EXERCISE BRIEF :: Each line that follows should be printed again exactly as it stands.

Stored data entries
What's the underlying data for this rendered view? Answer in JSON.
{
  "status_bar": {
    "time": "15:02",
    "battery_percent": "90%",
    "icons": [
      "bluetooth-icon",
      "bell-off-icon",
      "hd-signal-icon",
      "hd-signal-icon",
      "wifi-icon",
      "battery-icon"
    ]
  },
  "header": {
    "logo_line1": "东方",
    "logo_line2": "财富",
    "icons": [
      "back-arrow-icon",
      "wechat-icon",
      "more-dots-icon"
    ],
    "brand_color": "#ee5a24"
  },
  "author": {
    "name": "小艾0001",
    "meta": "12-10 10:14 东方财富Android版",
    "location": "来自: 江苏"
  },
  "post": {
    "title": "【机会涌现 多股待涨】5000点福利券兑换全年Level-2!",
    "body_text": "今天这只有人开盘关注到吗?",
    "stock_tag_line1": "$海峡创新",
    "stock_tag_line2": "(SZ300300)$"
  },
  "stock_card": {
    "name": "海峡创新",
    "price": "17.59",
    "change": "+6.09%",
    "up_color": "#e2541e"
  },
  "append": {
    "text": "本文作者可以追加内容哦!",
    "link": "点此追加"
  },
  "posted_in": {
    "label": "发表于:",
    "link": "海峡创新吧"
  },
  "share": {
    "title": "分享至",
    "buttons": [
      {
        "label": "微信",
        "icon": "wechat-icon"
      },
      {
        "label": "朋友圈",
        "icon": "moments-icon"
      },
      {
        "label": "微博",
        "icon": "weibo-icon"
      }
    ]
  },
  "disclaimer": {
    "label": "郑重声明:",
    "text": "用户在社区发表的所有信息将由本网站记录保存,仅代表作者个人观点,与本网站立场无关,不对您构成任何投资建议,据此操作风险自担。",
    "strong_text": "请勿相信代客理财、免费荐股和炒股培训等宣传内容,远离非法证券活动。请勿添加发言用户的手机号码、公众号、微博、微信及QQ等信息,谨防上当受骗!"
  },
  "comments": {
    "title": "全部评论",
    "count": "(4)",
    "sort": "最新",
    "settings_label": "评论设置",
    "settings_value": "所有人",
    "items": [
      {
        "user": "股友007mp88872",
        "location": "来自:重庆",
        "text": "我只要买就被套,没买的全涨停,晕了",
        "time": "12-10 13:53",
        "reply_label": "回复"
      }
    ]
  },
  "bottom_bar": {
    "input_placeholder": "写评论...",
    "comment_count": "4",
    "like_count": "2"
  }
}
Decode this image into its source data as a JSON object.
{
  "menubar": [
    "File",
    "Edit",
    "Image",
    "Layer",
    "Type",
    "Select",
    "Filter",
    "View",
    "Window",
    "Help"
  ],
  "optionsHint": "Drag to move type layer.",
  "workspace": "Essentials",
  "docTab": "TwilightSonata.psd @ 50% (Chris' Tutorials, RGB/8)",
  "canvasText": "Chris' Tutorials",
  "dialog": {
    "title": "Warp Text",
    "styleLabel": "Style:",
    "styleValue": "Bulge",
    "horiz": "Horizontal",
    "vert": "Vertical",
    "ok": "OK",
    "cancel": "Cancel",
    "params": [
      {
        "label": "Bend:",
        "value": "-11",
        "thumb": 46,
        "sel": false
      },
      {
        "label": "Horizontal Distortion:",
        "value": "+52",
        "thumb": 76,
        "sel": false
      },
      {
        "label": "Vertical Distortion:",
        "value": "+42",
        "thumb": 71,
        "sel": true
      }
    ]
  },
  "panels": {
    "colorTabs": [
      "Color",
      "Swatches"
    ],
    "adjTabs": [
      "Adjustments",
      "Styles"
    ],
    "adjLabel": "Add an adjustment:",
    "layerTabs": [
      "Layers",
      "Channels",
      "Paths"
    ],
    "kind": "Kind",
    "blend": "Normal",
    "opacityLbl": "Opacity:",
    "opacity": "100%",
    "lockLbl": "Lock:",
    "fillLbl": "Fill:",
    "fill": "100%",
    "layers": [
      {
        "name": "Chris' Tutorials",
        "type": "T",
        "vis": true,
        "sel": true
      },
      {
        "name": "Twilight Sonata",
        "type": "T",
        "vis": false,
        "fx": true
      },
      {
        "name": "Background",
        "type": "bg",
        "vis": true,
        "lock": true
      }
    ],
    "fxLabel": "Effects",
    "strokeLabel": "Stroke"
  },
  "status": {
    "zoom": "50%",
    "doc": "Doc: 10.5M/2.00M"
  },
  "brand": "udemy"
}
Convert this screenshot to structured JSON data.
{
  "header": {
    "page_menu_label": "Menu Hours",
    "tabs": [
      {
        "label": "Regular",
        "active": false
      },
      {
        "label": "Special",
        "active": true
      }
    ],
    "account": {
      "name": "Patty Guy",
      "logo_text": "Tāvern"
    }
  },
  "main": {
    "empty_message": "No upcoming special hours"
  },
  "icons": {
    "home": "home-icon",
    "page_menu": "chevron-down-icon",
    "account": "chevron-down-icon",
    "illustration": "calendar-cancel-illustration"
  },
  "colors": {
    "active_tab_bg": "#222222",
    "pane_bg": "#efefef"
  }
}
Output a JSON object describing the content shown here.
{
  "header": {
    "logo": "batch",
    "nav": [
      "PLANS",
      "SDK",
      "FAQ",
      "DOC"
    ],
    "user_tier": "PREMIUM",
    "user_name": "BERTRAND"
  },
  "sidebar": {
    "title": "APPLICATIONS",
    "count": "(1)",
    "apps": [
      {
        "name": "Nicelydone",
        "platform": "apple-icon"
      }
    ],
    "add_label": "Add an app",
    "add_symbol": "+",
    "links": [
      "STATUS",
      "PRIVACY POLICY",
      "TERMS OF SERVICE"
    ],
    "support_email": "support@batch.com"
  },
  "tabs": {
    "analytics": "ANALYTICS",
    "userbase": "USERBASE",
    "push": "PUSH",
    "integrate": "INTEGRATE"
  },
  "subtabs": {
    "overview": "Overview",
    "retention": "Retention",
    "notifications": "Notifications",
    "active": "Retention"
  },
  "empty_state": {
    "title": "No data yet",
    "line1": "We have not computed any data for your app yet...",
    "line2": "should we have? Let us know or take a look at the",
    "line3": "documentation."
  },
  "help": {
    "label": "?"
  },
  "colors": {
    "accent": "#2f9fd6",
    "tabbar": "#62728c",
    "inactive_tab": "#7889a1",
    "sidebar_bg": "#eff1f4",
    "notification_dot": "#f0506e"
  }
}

RESPONSE TO THE TASK ::
What's the underlying data for this rendered view? Answer in JSON.
{
  "status_bar": {
    "time": "15:02",
    "battery_percent": "90%",
    "icons": [
      "bluetooth-icon",
      "bell-off-icon",
      "hd-signal-icon",
      "hd-signal-icon",
      "wifi-icon",
      "battery-icon"
    ]
  },
  "header": {
    "logo_line1": "东方",
    "logo_line2": "财富",
    "icons": [
      "back-arrow-icon",
      "wechat-icon",
      "more-dots-icon"
    ],
    "brand_color": "#ee5a24"
  },
  "author": {
    "name": "小艾0001",
    "meta": "12-10 10:14 东方财富Android版",
    "location": "来自: 江苏"
  },
  "post": {
    "title": "【机会涌现 多股待涨】5000点福利券兑换全年Level-2!",
    "body_text": "今天这只有人开盘关注到吗?",
    "stock_tag_line1": "$海峡创新",
    "stock_tag_line2": "(SZ300300)$"
  },
  "stock_card": {
    "name": "海峡创新",
    "price": "17.59",
    "change": "+6.09%",
    "up_color": "#e2541e"
  },
  "append": {
    "text": "本文作者可以追加内容哦!",
    "link": "点此追加"
  },
  "posted_in": {
    "label": "发表于:",
    "link": "海峡创新吧"
  },
  "share": {
    "title": "分享至",
    "buttons": [
      {
        "label": "微信",
        "icon": "wechat-icon"
      },
      {
        "label": "朋友圈",
        "icon": "moments-icon"
      },
      {
        "label": "微博",
        "icon": "weibo-icon"
      }
    ]
  },
  "disclaimer": {
    "label": "郑重声明:",
    "text": "用户在社区发表的所有信息将由本网站记录保存,仅代表作者个人观点,与本网站立场无关,不对您构成任何投资建议,据此操作风险自担。",
    "strong_text": "请勿相信代客理财、免费荐股和炒股培训等宣传内容,远离非法证券活动。请勿添加发言用户的手机号码、公众号、微博、微信及QQ等信息,谨防上当受骗!"
  },
  "comments": {
    "title": "全部评论",
    "count": "(4)",
    "sort": "最新",
    "settings_label": "评论设置",
    "settings_value": "所有人",
    "items": [
      {
        "user": "股友007mp88872",
        "location": "来自:重庆",
        "text": "我只要买就被套,没买的全涨停,晕了",
        "time": "12-10 13:53",
        "reply_label": "回复"
      }
    ]
  },
  "bottom_bar": {
    "input_placeholder": "写评论...",
    "comment_count": "4",
    "like_count": "2"
  }
}
Decode this image into its source data as a JSON object.
{
  "menubar": [
    "File",
    "Edit",
    "Image",
    "Layer",
    "Type",
    "Select",
    "Filter",
    "View",
    "Window",
    "Help"
  ],
  "optionsHint": "Drag to move type layer.",
  "workspace": "Essentials",
  "docTab": "TwilightSonata.psd @ 50% (Chris' Tutorials, RGB/8)",
  "canvasText": "Chris' Tutorials",
  "dialog": {
    "title": "Warp Text",
    "styleLabel": "Style:",
    "styleValue": "Bulge",
    "horiz": "Horizontal",
    "vert": "Vertical",
    "ok": "OK",
    "cancel": "Cancel",
    "params": [
      {
        "label": "Bend:",
        "value": "-11",
        "thumb": 46,
        "sel": false
      },
      {
        "label": "Horizontal Distortion:",
        "value": "+52",
        "thumb": 76,
        "sel": false
      },
      {
        "label": "Vertical Distortion:",
        "value": "+42",
        "thumb": 71,
        "sel": true
      }
    ]
  },
  "panels": {
    "colorTabs": [
      "Color",
      "Swatches"
    ],
    "adjTabs": [
      "Adjustments",
      "Styles"
    ],
    "adjLabel": "Add an adjustment:",
    "layerTabs": [
      "Layers",
      "Channels",
      "Paths"
    ],
    "kind": "Kind",
    "blend": "Normal",
    "opacityLbl": "Opacity:",
    "opacity": "100%",
    "lockLbl": "Lock:",
    "fillLbl": "Fill:",
    "fill": "100%",
    "layers": [
      {
        "name": "Chris' Tutorials",
        "type": "T",
        "vis": true,
        "sel": true
      },
      {
        "name": "Twilight Sonata",
        "type": "T",
        "vis": false,
        "fx": true
      },
      {
        "name": "Background",
        "type": "bg",
        "vis": true,
        "lock": true
      }
    ],
    "fxLabel": "Effects",
    "strokeLabel": "Stroke"
  },
  "status": {
    "zoom": "50%",
    "doc": "Doc: 10.5M/2.00M"
  },
  "brand": "udemy"
}
Convert this screenshot to structured JSON data.
{
  "header": {
    "page_menu_label": "Menu Hours",
    "tabs": [
      {
        "label": "Regular",
        "active": false
      },
      {
        "label": "Special",
        "active": true
      }
    ],
    "account": {
      "name": "Patty Guy",
      "logo_text": "Tāvern"
    }
  },
  "main": {
    "empty_message": "No upcoming special hours"
  },
  "icons": {
    "home": "home-icon",
    "page_menu": "chevron-down-icon",
    "account": "chevron-down-icon",
    "illustration": "calendar-cancel-illustration"
  },
  "colors": {
    "active_tab_bg": "#222222",
    "pane_bg": "#efefef"
  }
}
Output a JSON object describing the content shown here.
{
  "header": {
    "logo": "batch",
    "nav": [
      "PLANS",
      "SDK",
      "FAQ",
      "DOC"
    ],
    "user_tier": "PREMIUM",
    "user_name": "BERTRAND"
  },
  "sidebar": {
    "title": "APPLICATIONS",
    "count": "(1)",
    "apps": [
      {
        "name": "Nicelydone",
        "platform": "apple-icon"
      }
    ],
    "add_label": "Add an app",
    "add_symbol": "+",
    "links": [
      "STATUS",
      "PRIVACY POLICY",
      "TERMS OF SERVICE"
    ],
    "support_email": "support@batch.com"
  },
  "tabs": {
    "analytics": "ANALYTICS",
    "userbase": "USERBASE",
    "push": "PUSH",
    "integrate": "INTEGRATE"
  },
  "subtabs": {
    "overview": "Overview",
    "retention": "Retention",
    "notifications": "Notifications",
    "active": "Retention"
  },
  "empty_state": {
    "title": "No data yet",
    "line1": "We have not computed any data for your app yet...",
    "line2": "should we have? Let us know or take a look at the",
    "line3": "documentation."
  },
  "help": {
    "label": "?"
  },
  "colors": {
    "accent": "#2f9fd6",
    "tabbar": "#62728c",
    "inactive_tab": "#7889a1",
    "sidebar_bg": "#eff1f4",
    "notification_dot": "#f0506e"
  }
}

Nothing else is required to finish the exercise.